• [GOAL]
Output the material below unchanged, apart from leaving out the pictures.

[Extracted records]
========================================================================
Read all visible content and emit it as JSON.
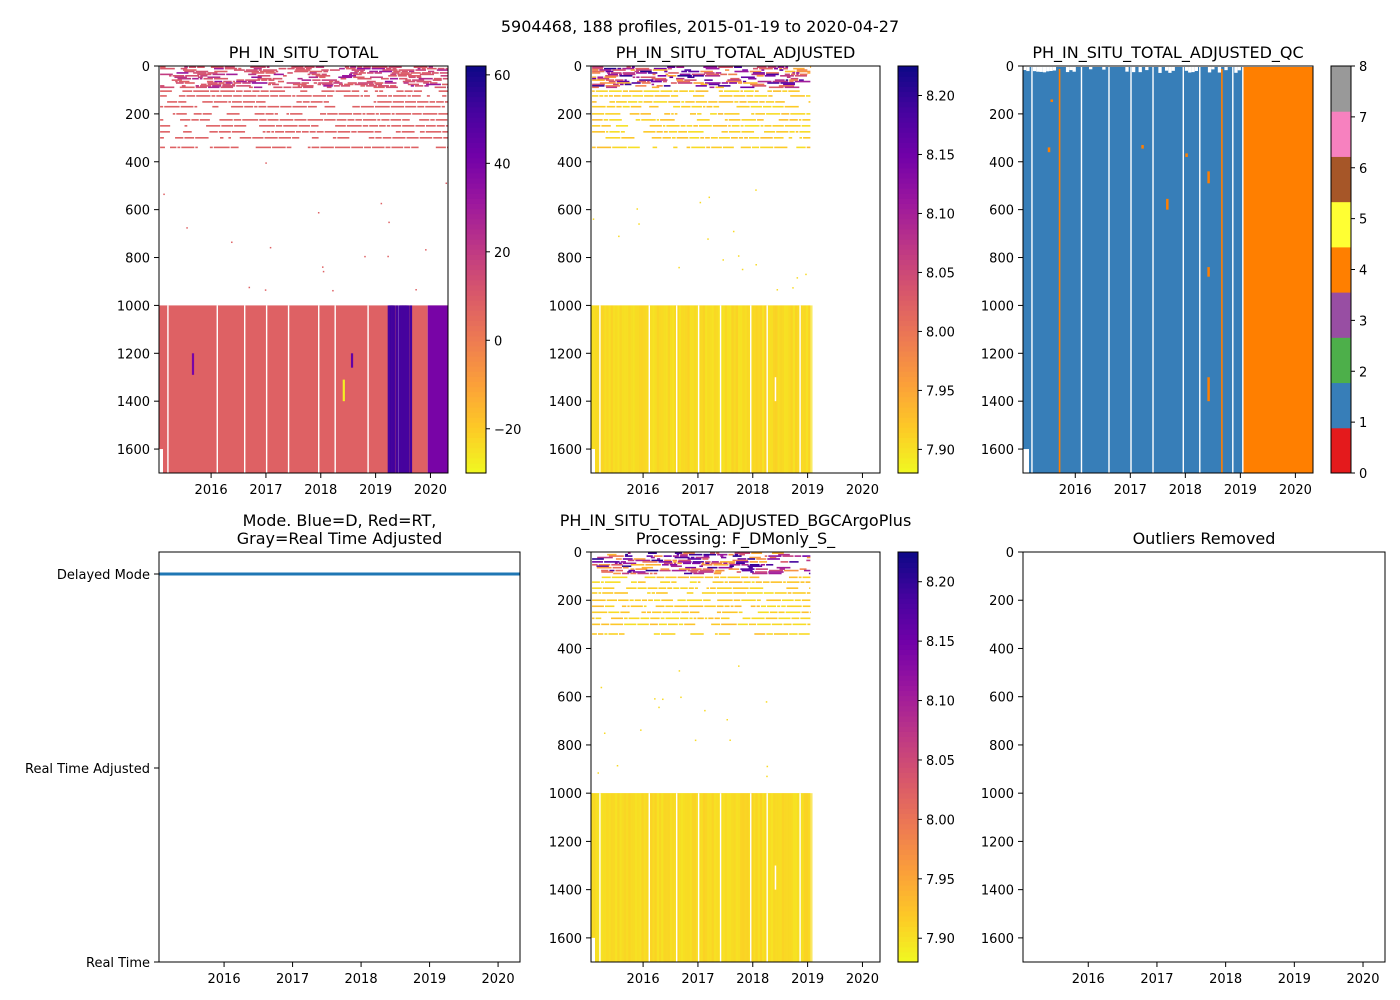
{
  "suptitle": "5904468, 188 profiles, 2015-01-19 to 2020-04-27",
  "colors": {
    "plasma_r": [
      "#f0f921",
      "#fdca26",
      "#fb9f3a",
      "#ed7953",
      "#d8576b",
      "#bd3786",
      "#9c179e",
      "#7201a8",
      "#46039f",
      "#0d0887"
    ],
    "qc": [
      "#e41a1c",
      "#377eb8",
      "#4daf4a",
      "#984ea3",
      "#ff7f00",
      "#ffff33",
      "#a65628",
      "#f781bf",
      "#999999"
    ],
    "pH_total_fill": "#dc5c67",
    "pH_adj_fill": "#f6e12c",
    "mode_line": "#1f77b4",
    "qc_main": "#377eb8",
    "qc_late": "#ff7f00"
  },
  "chart_data": [
    {
      "id": "ph-in-situ-total",
      "type": "heatmap",
      "title": "PH_IN_SITU_TOTAL",
      "xlim": [
        2015.05,
        2020.32
      ],
      "xticks": [
        "2016",
        "2017",
        "2018",
        "2019",
        "2020"
      ],
      "ylim": [
        1700,
        0
      ],
      "yticks": [
        "0",
        "200",
        "400",
        "600",
        "800",
        "1000",
        "1200",
        "1400",
        "1600"
      ],
      "colorbar": {
        "cmap": "plasma_r",
        "range": [
          -30,
          62
        ],
        "ticks": [
          "60",
          "40",
          "20",
          "0",
          "−20"
        ],
        "tick_values": [
          60,
          40,
          20,
          0,
          -20
        ]
      },
      "fill_value": 8.0,
      "dense_depth_start": 1000,
      "shallow_depth_end": 350,
      "profile_gaps": [
        2015.2,
        2016.1,
        2016.6,
        2017.0,
        2017.4,
        2017.95,
        2018.25,
        2018.85,
        2019.4,
        2019.95
      ],
      "anomalies": [
        {
          "t0": 2019.25,
          "t1": 2019.33,
          "d0": 1000,
          "d1": 1700,
          "value": 55
        },
        {
          "t0": 2019.45,
          "t1": 2019.58,
          "d0": 1000,
          "d1": 1700,
          "value": 50
        },
        {
          "t0": 2019.95,
          "t1": 2020.32,
          "d0": 1000,
          "d1": 1700,
          "value": 40
        },
        {
          "t0": 2015.65,
          "t1": 2015.69,
          "d0": 1200,
          "d1": 1290,
          "value": 40
        },
        {
          "t0": 2018.4,
          "t1": 2018.44,
          "d0": 1310,
          "d1": 1400,
          "value": -28
        },
        {
          "t0": 2018.55,
          "t1": 2018.59,
          "d0": 1200,
          "d1": 1260,
          "value": 45
        }
      ]
    },
    {
      "id": "ph-in-situ-total-adjusted",
      "type": "heatmap",
      "title": "PH_IN_SITU_TOTAL_ADJUSTED",
      "xlim": [
        2015.05,
        2020.32
      ],
      "xticks": [
        "2016",
        "2017",
        "2018",
        "2019",
        "2020"
      ],
      "ylim": [
        1700,
        0
      ],
      "yticks": [
        "0",
        "200",
        "400",
        "600",
        "800",
        "1000",
        "1200",
        "1400",
        "1600"
      ],
      "colorbar": {
        "cmap": "plasma_r",
        "range": [
          7.88,
          8.225
        ],
        "ticks": [
          "8.20",
          "8.15",
          "8.10",
          "8.05",
          "8.00",
          "7.95",
          "7.90"
        ],
        "tick_values": [
          8.2,
          8.15,
          8.1,
          8.05,
          8.0,
          7.95,
          7.9
        ]
      },
      "fill_value": 7.905,
      "data_end": 2019.05,
      "dense_depth_start": 1000,
      "shallow_depth_end": 350,
      "profile_gaps": [
        2015.2,
        2016.1,
        2016.6,
        2017.0,
        2017.4,
        2017.95,
        2018.25,
        2018.85
      ]
    },
    {
      "id": "ph-in-situ-total-adjusted-qc",
      "type": "heatmap",
      "title": "PH_IN_SITU_TOTAL_ADJUSTED_QC",
      "xlim": [
        2015.05,
        2020.32
      ],
      "xticks": [
        "2016",
        "2017",
        "2018",
        "2019",
        "2020"
      ],
      "ylim": [
        1700,
        0
      ],
      "yticks": [
        "0",
        "200",
        "400",
        "600",
        "800",
        "1000",
        "1200",
        "1400",
        "1600"
      ],
      "colorbar": {
        "cmap": "qc",
        "range": [
          0,
          8
        ],
        "ticks": [
          "8",
          "7",
          "6",
          "5",
          "4",
          "3",
          "2",
          "1",
          "0"
        ],
        "tick_values": [
          8,
          7,
          6,
          5,
          4,
          3,
          2,
          1,
          0
        ]
      },
      "main_flag": 1,
      "late_flag": 4,
      "late_start": 2019.05,
      "profile_gaps": [
        2015.2,
        2016.1,
        2016.6,
        2017.0,
        2017.4,
        2017.95,
        2018.25,
        2018.85
      ],
      "flag4_lines": [
        2015.7,
        2018.65
      ],
      "flag4_spots": [
        {
          "t": 2015.5,
          "d0": 340,
          "d1": 360
        },
        {
          "t": 2015.55,
          "d0": 140,
          "d1": 150
        },
        {
          "t": 2017.65,
          "d0": 555,
          "d1": 600
        },
        {
          "t": 2018.4,
          "d0": 440,
          "d1": 490
        },
        {
          "t": 2018.4,
          "d0": 840,
          "d1": 880
        },
        {
          "t": 2018.4,
          "d0": 1300,
          "d1": 1400
        },
        {
          "t": 2017.2,
          "d0": 330,
          "d1": 345
        },
        {
          "t": 2018.0,
          "d0": 365,
          "d1": 380
        }
      ]
    },
    {
      "id": "data-mode",
      "type": "line",
      "title_lines": [
        "Mode. Blue=D, Red=RT,",
        "Gray=Real Time Adjusted"
      ],
      "xlim": [
        2015.05,
        2020.32
      ],
      "xticks": [
        "2016",
        "2017",
        "2018",
        "2019",
        "2020"
      ],
      "categories": [
        "Delayed Mode",
        "Real Time Adjusted",
        "Real Time"
      ],
      "x": [
        2015.05,
        2020.32
      ],
      "series": [
        {
          "name": "Delayed Mode",
          "value": "Delayed Mode"
        }
      ]
    },
    {
      "id": "ph-bgcargoplus",
      "type": "heatmap",
      "title_lines": [
        "PH_IN_SITU_TOTAL_ADJUSTED_BGCArgoPlus",
        "Processing: F_DMonly_S_"
      ],
      "xlim": [
        2015.05,
        2020.32
      ],
      "xticks": [
        "2016",
        "2017",
        "2018",
        "2019",
        "2020"
      ],
      "ylim": [
        1700,
        0
      ],
      "yticks": [
        "0",
        "200",
        "400",
        "600",
        "800",
        "1000",
        "1200",
        "1400",
        "1600"
      ],
      "colorbar": {
        "cmap": "plasma_r",
        "range": [
          7.88,
          8.225
        ],
        "ticks": [
          "8.20",
          "8.15",
          "8.10",
          "8.05",
          "8.00",
          "7.95",
          "7.90"
        ],
        "tick_values": [
          8.2,
          8.15,
          8.1,
          8.05,
          8.0,
          7.95,
          7.9
        ]
      },
      "fill_value": 7.905,
      "data_end": 2019.05,
      "dense_depth_start": 1000,
      "shallow_depth_end": 350,
      "profile_gaps": [
        2015.2,
        2016.1,
        2016.6,
        2017.0,
        2017.4,
        2017.95,
        2018.25,
        2018.85
      ]
    },
    {
      "id": "outliers-removed",
      "type": "scatter",
      "title": "Outliers Removed",
      "xlim": [
        2015.05,
        2020.32
      ],
      "xticks": [
        "2016",
        "2017",
        "2018",
        "2019",
        "2020"
      ],
      "ylim": [
        1700,
        0
      ],
      "yticks": [
        "0",
        "200",
        "400",
        "600",
        "800",
        "1000",
        "1200",
        "1400",
        "1600"
      ],
      "points": []
    }
  ]
}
========================================================================
• [PROBLEM SOLUTION]
Read all visible content and emit it as JSON.
{
  "suptitle": "5904468, 188 profiles, 2015-01-19 to 2020-04-27",
  "colors": {
    "plasma_r": [
      "#f0f921",
      "#fdca26",
      "#fb9f3a",
      "#ed7953",
      "#d8576b",
      "#bd3786",
      "#9c179e",
      "#7201a8",
      "#46039f",
      "#0d0887"
    ],
    "qc": [
      "#e41a1c",
      "#377eb8",
      "#4daf4a",
      "#984ea3",
      "#ff7f00",
      "#ffff33",
      "#a65628",
      "#f781bf",
      "#999999"
    ],
    "pH_total_fill": "#dc5c67",
    "pH_adj_fill": "#f6e12c",
    "mode_line": "#1f77b4",
    "qc_main": "#377eb8",
    "qc_late": "#ff7f00"
  },
  "chart_data": [
    {
      "id": "ph-in-situ-total",
      "type": "heatmap",
      "title": "PH_IN_SITU_TOTAL",
      "xlim": [
        2015.05,
        2020.32
      ],
      "xticks": [
        "2016",
        "2017",
        "2018",
        "2019",
        "2020"
      ],
      "ylim": [
        1700,
        0
      ],
      "yticks": [
        "0",
        "200",
        "400",
        "600",
        "800",
        "1000",
        "1200",
        "1400",
        "1600"
      ],
      "colorbar": {
        "cmap": "plasma_r",
        "range": [
          -30,
          62
        ],
        "ticks": [
          "60",
          "40",
          "20",
          "0",
          "−20"
        ],
        "tick_values": [
          60,
          40,
          20,
          0,
          -20
        ]
      },
      "fill_value": 8.0,
      "dense_depth_start": 1000,
      "shallow_depth_end": 350,
      "profile_gaps": [
        2015.2,
        2016.1,
        2016.6,
        2017.0,
        2017.4,
        2017.95,
        2018.25,
        2018.85,
        2019.4,
        2019.95
      ],
      "anomalies": [
        {
          "t0": 2019.25,
          "t1": 2019.33,
          "d0": 1000,
          "d1": 1700,
          "value": 55
        },
        {
          "t0": 2019.45,
          "t1": 2019.58,
          "d0": 1000,
          "d1": 1700,
          "value": 50
        },
        {
          "t0": 2019.95,
          "t1": 2020.32,
          "d0": 1000,
          "d1": 1700,
          "value": 40
        },
        {
          "t0": 2015.65,
          "t1": 2015.69,
          "d0": 1200,
          "d1": 1290,
          "value": 40
        },
        {
          "t0": 2018.4,
          "t1": 2018.44,
          "d0": 1310,
          "d1": 1400,
          "value": -28
        },
        {
          "t0": 2018.55,
          "t1": 2018.59,
          "d0": 1200,
          "d1": 1260,
          "value": 45
        }
      ]
    },
    {
      "id": "ph-in-situ-total-adjusted",
      "type": "heatmap",
      "title": "PH_IN_SITU_TOTAL_ADJUSTED",
      "xlim": [
        2015.05,
        2020.32
      ],
      "xticks": [
        "2016",
        "2017",
        "2018",
        "2019",
        "2020"
      ],
      "ylim": [
        1700,
        0
      ],
      "yticks": [
        "0",
        "200",
        "400",
        "600",
        "800",
        "1000",
        "1200",
        "1400",
        "1600"
      ],
      "colorbar": {
        "cmap": "plasma_r",
        "range": [
          7.88,
          8.225
        ],
        "ticks": [
          "8.20",
          "8.15",
          "8.10",
          "8.05",
          "8.00",
          "7.95",
          "7.90"
        ],
        "tick_values": [
          8.2,
          8.15,
          8.1,
          8.05,
          8.0,
          7.95,
          7.9
        ]
      },
      "fill_value": 7.905,
      "data_end": 2019.05,
      "dense_depth_start": 1000,
      "shallow_depth_end": 350,
      "profile_gaps": [
        2015.2,
        2016.1,
        2016.6,
        2017.0,
        2017.4,
        2017.95,
        2018.25,
        2018.85
      ]
    },
    {
      "id": "ph-in-situ-total-adjusted-qc",
      "type": "heatmap",
      "title": "PH_IN_SITU_TOTAL_ADJUSTED_QC",
      "xlim": [
        2015.05,
        2020.32
      ],
      "xticks": [
        "2016",
        "2017",
        "2018",
        "2019",
        "2020"
      ],
      "ylim": [
        1700,
        0
      ],
      "yticks": [
        "0",
        "200",
        "400",
        "600",
        "800",
        "1000",
        "1200",
        "1400",
        "1600"
      ],
      "colorbar": {
        "cmap": "qc",
        "range": [
          0,
          8
        ],
        "ticks": [
          "8",
          "7",
          "6",
          "5",
          "4",
          "3",
          "2",
          "1",
          "0"
        ],
        "tick_values": [
          8,
          7,
          6,
          5,
          4,
          3,
          2,
          1,
          0
        ]
      },
      "main_flag": 1,
      "late_flag": 4,
      "late_start": 2019.05,
      "profile_gaps": [
        2015.2,
        2016.1,
        2016.6,
        2017.0,
        2017.4,
        2017.95,
        2018.25,
        2018.85
      ],
      "flag4_lines": [
        2015.7,
        2018.65
      ],
      "flag4_spots": [
        {
          "t": 2015.5,
          "d0": 340,
          "d1": 360
        },
        {
          "t": 2015.55,
          "d0": 140,
          "d1": 150
        },
        {
          "t": 2017.65,
          "d0": 555,
          "d1": 600
        },
        {
          "t": 2018.4,
          "d0": 440,
          "d1": 490
        },
        {
          "t": 2018.4,
          "d0": 840,
          "d1": 880
        },
        {
          "t": 2018.4,
          "d0": 1300,
          "d1": 1400
        },
        {
          "t": 2017.2,
          "d0": 330,
          "d1": 345
        },
        {
          "t": 2018.0,
          "d0": 365,
          "d1": 380
        }
      ]
    },
    {
      "id": "data-mode",
      "type": "line",
      "title_lines": [
        "Mode. Blue=D, Red=RT,",
        "Gray=Real Time Adjusted"
      ],
      "xlim": [
        2015.05,
        2020.32
      ],
      "xticks": [
        "2016",
        "2017",
        "2018",
        "2019",
        "2020"
      ],
      "categories": [
        "Delayed Mode",
        "Real Time Adjusted",
        "Real Time"
      ],
      "x": [
        2015.05,
        2020.32
      ],
      "series": [
        {
          "name": "Delayed Mode",
          "value": "Delayed Mode"
        }
      ]
    },
    {
      "id": "ph-bgcargoplus",
      "type": "heatmap",
      "title_lines": [
        "PH_IN_SITU_TOTAL_ADJUSTED_BGCArgoPlus",
        "Processing: F_DMonly_S_"
      ],
      "xlim": [
        2015.05,
        2020.32
      ],
      "xticks": [
        "2016",
        "2017",
        "2018",
        "2019",
        "2020"
      ],
      "ylim": [
        1700,
        0
      ],
      "yticks": [
        "0",
        "200",
        "400",
        "600",
        "800",
        "1000",
        "1200",
        "1400",
        "1600"
      ],
      "colorbar": {
        "cmap": "plasma_r",
        "range": [
          7.88,
          8.225
        ],
        "ticks": [
          "8.20",
          "8.15",
          "8.10",
          "8.05",
          "8.00",
          "7.95",
          "7.90"
        ],
        "tick_values": [
          8.2,
          8.15,
          8.1,
          8.05,
          8.0,
          7.95,
          7.9
        ]
      },
      "fill_value": 7.905,
      "data_end": 2019.05,
      "dense_depth_start": 1000,
      "shallow_depth_end": 350,
      "profile_gaps": [
        2015.2,
        2016.1,
        2016.6,
        2017.0,
        2017.4,
        2017.95,
        2018.25,
        2018.85
      ]
    },
    {
      "id": "outliers-removed",
      "type": "scatter",
      "title": "Outliers Removed",
      "xlim": [
        2015.05,
        2020.32
      ],
      "xticks": [
        "2016",
        "2017",
        "2018",
        "2019",
        "2020"
      ],
      "ylim": [
        1700,
        0
      ],
      "yticks": [
        "0",
        "200",
        "400",
        "600",
        "800",
        "1000",
        "1200",
        "1400",
        "1600"
      ],
      "points": []
    }
  ]
}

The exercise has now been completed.